**DIRECTIONS FOR THIS TASK:**
Report the number of lines in the entries below that include the word "Oreilles", and nothing else.

**ENTRIES PROVIDED:**
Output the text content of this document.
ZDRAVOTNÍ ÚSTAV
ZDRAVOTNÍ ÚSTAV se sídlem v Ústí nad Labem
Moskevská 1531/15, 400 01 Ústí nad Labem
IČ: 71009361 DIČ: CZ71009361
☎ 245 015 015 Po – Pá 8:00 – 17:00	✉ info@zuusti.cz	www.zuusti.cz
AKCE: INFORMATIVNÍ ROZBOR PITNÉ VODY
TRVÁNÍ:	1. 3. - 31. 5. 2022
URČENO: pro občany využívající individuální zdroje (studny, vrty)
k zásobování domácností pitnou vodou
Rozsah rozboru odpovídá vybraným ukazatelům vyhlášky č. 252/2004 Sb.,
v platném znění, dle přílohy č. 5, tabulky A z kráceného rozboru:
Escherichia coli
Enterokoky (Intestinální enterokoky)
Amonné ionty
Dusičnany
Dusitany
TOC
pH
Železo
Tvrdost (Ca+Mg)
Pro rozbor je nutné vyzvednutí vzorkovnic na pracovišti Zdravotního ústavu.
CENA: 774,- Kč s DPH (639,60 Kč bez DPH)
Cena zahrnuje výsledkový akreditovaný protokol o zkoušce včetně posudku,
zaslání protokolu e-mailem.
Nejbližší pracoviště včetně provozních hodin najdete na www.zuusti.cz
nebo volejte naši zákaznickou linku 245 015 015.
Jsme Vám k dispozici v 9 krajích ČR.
==
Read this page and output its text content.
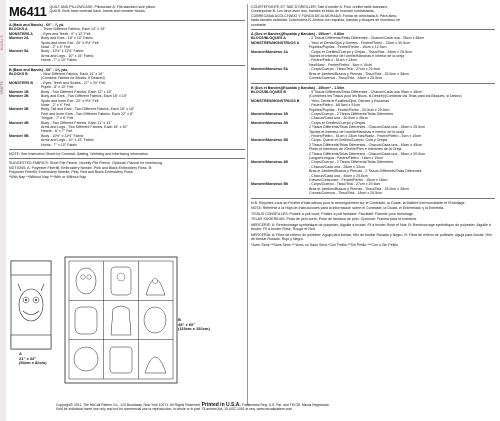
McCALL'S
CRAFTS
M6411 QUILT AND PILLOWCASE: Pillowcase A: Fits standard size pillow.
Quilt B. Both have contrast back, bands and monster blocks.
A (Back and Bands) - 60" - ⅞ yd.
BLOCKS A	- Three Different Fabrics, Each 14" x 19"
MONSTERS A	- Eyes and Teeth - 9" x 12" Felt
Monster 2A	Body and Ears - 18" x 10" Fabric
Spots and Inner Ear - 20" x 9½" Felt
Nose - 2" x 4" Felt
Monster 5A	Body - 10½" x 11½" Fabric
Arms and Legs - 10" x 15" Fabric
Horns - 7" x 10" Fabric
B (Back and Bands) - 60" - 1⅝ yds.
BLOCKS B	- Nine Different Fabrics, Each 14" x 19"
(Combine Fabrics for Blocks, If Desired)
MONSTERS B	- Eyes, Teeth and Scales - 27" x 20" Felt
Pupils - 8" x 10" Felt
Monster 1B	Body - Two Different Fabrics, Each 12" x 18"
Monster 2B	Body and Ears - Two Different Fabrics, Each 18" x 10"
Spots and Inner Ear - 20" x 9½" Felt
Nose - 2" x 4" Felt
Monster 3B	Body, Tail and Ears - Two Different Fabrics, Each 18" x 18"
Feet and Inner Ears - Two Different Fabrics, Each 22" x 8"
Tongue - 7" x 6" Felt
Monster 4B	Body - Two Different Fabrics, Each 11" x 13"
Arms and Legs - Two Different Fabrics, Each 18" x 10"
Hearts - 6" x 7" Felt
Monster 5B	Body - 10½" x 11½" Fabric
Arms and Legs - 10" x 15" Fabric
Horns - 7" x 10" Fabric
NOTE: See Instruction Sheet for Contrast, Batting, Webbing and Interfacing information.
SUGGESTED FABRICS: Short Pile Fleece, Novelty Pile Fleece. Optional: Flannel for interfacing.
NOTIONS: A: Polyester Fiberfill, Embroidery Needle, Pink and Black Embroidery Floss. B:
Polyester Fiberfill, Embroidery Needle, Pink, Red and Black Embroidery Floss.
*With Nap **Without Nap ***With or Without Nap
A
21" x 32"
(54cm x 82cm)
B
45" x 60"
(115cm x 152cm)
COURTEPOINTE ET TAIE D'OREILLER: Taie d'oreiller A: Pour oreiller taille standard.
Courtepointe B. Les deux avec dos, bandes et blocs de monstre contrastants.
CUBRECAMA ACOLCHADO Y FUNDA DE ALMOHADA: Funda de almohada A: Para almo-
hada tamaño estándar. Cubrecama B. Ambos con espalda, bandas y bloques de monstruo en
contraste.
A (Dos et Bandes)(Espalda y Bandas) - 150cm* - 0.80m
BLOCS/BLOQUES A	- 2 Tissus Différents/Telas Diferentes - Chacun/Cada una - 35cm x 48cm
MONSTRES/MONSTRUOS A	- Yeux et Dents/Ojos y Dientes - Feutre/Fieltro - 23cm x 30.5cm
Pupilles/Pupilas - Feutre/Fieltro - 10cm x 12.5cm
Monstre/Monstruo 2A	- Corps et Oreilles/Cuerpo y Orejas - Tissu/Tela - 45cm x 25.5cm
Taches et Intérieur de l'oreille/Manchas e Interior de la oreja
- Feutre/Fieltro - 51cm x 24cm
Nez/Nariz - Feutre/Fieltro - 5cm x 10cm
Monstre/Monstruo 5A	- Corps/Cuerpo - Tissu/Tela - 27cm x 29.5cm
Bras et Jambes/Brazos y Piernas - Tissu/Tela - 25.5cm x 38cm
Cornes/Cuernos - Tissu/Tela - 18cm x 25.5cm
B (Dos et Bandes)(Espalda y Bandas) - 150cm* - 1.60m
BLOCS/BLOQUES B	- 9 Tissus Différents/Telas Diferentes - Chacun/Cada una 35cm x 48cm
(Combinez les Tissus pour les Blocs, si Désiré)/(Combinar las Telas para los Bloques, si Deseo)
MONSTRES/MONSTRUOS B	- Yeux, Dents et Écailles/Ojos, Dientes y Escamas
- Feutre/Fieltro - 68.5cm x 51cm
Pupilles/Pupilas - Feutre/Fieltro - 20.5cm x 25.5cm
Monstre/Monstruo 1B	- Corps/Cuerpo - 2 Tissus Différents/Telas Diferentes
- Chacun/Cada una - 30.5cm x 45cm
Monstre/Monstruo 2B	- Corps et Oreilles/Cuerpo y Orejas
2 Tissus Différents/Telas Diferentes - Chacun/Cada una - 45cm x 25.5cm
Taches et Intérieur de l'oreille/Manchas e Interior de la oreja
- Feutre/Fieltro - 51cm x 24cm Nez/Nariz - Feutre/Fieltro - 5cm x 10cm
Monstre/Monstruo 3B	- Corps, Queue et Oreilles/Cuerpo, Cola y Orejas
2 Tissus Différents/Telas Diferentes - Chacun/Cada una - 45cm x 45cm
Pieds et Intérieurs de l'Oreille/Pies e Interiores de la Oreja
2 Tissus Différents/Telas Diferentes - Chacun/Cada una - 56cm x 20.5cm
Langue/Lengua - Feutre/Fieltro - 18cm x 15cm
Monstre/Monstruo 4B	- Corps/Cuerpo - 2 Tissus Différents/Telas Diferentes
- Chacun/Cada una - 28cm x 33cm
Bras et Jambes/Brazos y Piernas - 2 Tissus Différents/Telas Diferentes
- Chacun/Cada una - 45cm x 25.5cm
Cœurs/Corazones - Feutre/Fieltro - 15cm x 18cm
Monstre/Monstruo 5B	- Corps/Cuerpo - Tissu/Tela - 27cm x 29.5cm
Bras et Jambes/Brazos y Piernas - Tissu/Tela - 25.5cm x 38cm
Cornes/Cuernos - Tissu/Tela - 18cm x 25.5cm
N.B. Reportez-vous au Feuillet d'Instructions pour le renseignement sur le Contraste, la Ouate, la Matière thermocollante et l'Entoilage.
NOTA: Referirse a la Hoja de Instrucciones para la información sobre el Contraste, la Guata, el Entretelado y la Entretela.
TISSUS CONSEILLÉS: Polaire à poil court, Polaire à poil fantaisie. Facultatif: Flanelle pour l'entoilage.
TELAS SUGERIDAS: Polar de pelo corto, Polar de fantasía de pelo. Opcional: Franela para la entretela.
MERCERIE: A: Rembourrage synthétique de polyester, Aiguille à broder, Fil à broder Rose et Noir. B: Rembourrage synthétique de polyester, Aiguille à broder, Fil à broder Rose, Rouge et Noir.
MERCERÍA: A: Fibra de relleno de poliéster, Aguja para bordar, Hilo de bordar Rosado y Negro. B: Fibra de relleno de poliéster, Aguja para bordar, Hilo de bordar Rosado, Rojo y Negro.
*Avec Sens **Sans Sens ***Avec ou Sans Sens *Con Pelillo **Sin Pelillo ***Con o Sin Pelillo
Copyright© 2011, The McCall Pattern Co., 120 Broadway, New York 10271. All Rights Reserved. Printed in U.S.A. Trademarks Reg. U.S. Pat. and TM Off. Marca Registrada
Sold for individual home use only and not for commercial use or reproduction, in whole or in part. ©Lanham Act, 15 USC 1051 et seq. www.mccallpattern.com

**WRITTEN REPLY:**
3